Data in this exercise:
········

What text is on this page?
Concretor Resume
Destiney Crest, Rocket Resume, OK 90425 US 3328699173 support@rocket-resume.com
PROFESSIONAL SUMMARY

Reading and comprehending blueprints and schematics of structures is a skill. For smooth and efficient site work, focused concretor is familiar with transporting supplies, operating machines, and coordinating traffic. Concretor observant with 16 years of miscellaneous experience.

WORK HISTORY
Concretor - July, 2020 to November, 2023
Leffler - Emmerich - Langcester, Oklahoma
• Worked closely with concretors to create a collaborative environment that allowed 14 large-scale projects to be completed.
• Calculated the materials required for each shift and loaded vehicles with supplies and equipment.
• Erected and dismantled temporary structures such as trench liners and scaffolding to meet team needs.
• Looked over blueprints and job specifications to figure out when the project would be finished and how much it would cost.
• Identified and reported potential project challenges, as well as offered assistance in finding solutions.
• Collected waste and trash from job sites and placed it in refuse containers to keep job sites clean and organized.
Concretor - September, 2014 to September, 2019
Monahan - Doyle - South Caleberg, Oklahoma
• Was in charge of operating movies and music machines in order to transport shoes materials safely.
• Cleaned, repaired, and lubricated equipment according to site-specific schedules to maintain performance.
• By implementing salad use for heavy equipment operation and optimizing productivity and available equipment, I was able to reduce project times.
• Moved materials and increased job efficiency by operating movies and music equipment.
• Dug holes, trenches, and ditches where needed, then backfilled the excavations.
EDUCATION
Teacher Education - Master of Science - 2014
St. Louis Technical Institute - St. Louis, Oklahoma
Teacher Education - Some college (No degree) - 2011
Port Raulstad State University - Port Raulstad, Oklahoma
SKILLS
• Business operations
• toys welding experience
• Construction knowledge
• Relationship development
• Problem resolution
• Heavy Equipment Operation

········

Challenge: Say, as a bare number, how many lines in the entries above include the string "music".

Exercise output: 2